Page text:
Start of Block

Monday, October 24, 2005

The only thing worse than being strapped with the BCS formula is suffering the misinformation propagated by those who do not understand it. At least four times this week, the Back Judge was assaulted with the assertion that a Southern California-Texas title tilt in the Rose Bowl was a virtual guarantee if the Trojans and Longhorns win out.

After No. 2 Texas trounced Texas Tech 52-17, one CBS Sportsline scribe even went so far as to write: “It’s obvious. One half of the national championship game is filled.”

Where’s Lee Corso when you need an intervention by interjection?



Please picture Corso donning the oversized head of one HokieBird before delivering a spirited, “Not so fast, my friend.”

Texas certainly will sit in strong second when the latest BCS standings are released today, but a Trojans-‘Horns party in Pasadena is far from fait accompli, even assuming both teams stroll home unbeaten.

Why? Because if everyone keeps winning, Texas is going to spend the remainder of the season losing ground in the BCS standings to unbeaten Virginia Tech and the undefeated SEC champion (Georgia or Alabama).

The question is how much ground?

End of Block

Recorded data:
Start of Block

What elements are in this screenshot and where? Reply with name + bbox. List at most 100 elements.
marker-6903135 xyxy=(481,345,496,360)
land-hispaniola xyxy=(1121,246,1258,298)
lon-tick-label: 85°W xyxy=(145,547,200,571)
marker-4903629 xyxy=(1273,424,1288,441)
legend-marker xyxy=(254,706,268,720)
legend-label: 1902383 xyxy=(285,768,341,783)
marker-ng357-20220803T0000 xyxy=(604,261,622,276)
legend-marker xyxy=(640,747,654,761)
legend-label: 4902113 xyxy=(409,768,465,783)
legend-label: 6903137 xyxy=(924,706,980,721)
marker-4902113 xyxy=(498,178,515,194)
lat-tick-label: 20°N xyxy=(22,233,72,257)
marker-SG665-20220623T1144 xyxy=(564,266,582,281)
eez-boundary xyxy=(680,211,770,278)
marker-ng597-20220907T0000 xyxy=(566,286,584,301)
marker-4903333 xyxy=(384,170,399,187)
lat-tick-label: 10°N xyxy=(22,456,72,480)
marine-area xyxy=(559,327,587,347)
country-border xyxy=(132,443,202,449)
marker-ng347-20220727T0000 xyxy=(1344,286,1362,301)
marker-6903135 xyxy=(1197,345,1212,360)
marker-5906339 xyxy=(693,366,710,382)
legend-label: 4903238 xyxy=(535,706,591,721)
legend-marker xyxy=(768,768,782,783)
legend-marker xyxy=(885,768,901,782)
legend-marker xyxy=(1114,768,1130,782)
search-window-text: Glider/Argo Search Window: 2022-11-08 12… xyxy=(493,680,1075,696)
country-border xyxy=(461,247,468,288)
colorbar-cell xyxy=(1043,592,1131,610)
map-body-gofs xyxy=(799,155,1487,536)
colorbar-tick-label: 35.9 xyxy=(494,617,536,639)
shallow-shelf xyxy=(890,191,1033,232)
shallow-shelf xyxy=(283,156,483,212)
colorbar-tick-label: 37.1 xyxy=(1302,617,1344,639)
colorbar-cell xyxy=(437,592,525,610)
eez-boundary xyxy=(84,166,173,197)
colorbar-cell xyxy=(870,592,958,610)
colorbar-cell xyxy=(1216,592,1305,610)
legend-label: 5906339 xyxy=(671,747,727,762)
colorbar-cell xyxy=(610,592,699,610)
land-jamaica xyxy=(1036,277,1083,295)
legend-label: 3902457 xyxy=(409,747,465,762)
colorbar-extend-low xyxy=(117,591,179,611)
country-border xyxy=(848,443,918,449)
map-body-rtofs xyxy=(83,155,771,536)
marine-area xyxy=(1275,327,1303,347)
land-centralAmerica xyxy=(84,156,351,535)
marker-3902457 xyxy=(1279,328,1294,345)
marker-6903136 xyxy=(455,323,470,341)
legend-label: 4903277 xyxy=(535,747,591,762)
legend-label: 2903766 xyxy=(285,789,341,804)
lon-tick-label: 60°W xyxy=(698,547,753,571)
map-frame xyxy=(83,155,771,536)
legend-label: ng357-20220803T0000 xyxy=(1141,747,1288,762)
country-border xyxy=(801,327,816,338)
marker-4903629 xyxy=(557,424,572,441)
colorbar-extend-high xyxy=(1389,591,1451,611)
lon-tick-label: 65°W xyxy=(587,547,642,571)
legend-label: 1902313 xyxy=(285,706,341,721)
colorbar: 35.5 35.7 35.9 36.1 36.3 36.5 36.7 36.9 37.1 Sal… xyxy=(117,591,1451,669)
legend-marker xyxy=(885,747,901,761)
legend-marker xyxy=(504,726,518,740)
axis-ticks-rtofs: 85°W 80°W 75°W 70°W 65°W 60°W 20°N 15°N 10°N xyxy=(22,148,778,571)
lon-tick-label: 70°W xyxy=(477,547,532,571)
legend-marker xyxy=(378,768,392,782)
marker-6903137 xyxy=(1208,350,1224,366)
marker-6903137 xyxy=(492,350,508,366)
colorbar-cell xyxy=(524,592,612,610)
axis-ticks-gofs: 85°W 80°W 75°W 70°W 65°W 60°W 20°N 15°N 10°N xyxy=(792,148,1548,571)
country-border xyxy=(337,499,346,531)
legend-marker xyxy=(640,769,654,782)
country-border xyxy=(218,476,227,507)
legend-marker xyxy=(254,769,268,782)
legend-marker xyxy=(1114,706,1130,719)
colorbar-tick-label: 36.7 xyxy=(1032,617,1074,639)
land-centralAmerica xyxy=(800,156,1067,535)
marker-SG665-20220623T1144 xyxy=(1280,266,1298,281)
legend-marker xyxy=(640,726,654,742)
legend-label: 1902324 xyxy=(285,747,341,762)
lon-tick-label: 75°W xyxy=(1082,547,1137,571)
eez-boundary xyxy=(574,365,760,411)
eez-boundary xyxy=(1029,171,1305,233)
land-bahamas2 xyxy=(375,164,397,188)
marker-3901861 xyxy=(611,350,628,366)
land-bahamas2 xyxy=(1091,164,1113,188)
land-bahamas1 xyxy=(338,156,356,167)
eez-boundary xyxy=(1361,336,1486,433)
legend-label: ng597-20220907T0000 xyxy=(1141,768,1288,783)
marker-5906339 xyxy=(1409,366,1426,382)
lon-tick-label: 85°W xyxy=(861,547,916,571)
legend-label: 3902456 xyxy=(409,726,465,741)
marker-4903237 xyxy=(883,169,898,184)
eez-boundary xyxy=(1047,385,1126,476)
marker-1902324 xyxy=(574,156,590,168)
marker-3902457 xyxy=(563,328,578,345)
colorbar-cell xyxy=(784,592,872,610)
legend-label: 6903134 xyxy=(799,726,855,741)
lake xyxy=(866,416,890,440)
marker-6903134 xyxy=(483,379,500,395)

End of Block

Work request 1: In the BCS column, by what score did Texas defeat Texas Tech?
Work request 2: From the BCS column, extract the passage from "Monday, October 24, 2005" up to and including "Longhorns win out.".
Work request 3: Write what comes next in the BCS column, starting after its final sentence.

Your response 1: 52-17

Your response 2:
Monday, October 24, 2005

The only thing worse than being strapped with the BCS formula is suffering the misinformation propagated by those who do not understand it. At least four times this week, the Back Judge was assaulted with the assertion that a Southern California-Texas title tilt in the Rose Bowl was a virtual guarantee if the Trojans and Longhorns win out.

Your response 3:
Likely a huge chunk to the No.3 Hokies (7-0), who could cap a flawless season by collecting stretch-run wins against No.13 Boston College (Thursday), No.6 Miami (Nov.5) and No.10 Florida State (Dec.3 in the ACC title game).

During the same six-week closing stretch, Texas (7-0) won’t see a single ranked opponent nor a whole lot of television screens. And the forgettable Big 12 North isn’t likely to give it a meaningful title-game boost with Colorado and Missouri both at 5-2.

The result? Wins against the nation’s sturdiest remaining schedule would almost certainly bump Virginia Tech past both Georgia and Texas in the computer rankings that make up one third of the BCS standings. The Hokies have an average ranking of fourth in the six sets of computer rankings, behind USC, Texas and Georgia. But those computer rankings are based almost entirely on to-date strength of schedule. In fact, if Georgia wins out and beats an unbeaten Alabama team in the SEC championship game, Texas could easily finish fourth in the Deep Blue portion of the BCS standings.

Throw in the people poll points patsy-pounding Texas is likely to lose to the tiger-tangling Hokies, and the Rose Bowl’s second slot is far from filled. Barring a loss, Southern Cal is a lock, but the eyes of Texas will spend the rest of the season focused on Blacksburg.

Gameballs and Gassers

This week’s leather belongs to a pair of Midwestern quarterbacks: Notre Dame’s Brady Quinn and Northwestern’s Brett Basanez.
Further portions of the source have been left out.